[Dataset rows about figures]
▬▬▬
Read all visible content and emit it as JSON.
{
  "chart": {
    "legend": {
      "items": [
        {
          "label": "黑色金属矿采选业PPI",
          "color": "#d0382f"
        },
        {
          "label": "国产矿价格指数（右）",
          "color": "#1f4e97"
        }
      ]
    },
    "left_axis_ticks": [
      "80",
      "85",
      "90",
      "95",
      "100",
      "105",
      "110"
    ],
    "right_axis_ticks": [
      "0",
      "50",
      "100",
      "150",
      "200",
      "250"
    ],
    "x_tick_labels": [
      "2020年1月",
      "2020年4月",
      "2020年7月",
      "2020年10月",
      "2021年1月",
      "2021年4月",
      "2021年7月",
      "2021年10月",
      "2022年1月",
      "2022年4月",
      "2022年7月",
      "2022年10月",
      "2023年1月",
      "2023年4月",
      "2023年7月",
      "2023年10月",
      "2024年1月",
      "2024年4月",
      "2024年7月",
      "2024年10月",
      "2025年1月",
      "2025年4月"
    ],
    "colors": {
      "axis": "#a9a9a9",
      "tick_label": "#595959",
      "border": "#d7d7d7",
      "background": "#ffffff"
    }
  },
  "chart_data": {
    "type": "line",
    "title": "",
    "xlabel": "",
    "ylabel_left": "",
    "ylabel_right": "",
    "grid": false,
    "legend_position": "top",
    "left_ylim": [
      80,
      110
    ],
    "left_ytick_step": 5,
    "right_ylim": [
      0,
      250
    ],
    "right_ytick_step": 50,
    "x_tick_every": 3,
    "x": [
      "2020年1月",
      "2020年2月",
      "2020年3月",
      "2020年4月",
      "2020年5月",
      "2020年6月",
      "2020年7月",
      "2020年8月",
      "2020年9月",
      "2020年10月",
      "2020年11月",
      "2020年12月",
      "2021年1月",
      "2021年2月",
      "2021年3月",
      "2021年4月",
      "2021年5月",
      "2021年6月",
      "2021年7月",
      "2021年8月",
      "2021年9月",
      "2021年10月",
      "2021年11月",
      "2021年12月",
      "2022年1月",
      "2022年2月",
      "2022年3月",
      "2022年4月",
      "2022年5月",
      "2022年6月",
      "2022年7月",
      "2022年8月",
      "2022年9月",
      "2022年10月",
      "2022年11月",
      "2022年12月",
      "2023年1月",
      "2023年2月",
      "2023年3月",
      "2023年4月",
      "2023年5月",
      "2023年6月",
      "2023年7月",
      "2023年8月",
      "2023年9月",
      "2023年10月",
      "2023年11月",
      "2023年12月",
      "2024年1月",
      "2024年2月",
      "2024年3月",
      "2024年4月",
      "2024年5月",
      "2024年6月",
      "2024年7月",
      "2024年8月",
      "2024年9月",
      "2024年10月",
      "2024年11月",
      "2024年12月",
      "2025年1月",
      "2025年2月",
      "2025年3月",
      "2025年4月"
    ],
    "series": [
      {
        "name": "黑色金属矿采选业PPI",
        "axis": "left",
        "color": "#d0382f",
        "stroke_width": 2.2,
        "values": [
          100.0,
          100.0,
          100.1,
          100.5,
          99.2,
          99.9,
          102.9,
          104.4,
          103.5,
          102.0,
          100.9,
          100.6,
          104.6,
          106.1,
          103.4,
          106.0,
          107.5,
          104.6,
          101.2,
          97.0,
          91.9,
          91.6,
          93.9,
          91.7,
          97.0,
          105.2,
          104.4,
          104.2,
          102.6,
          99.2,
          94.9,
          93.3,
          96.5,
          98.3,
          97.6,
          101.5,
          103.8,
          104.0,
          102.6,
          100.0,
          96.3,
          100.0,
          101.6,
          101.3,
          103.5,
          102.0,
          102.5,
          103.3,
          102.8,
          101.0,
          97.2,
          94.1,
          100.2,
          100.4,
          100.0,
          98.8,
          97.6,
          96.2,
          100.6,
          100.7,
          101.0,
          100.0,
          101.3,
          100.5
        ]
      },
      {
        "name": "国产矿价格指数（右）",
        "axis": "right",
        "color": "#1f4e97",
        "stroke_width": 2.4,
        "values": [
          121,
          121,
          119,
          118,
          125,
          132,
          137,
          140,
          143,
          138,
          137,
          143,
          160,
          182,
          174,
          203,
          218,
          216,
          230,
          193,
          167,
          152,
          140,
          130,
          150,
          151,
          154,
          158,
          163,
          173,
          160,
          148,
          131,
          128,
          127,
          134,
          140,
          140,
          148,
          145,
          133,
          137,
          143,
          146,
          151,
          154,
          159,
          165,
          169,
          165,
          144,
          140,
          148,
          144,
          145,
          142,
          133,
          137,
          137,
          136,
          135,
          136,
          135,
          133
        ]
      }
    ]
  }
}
▬▬▬
## SET PROBLEM
For this exercise, gather every line of the data that contains the word "黑色金属矿采选业PPI".

## WRITTEN SOLUTION
          "label": "黑色金属矿采选业PPI",
        "name": "黑色金属矿采选业PPI",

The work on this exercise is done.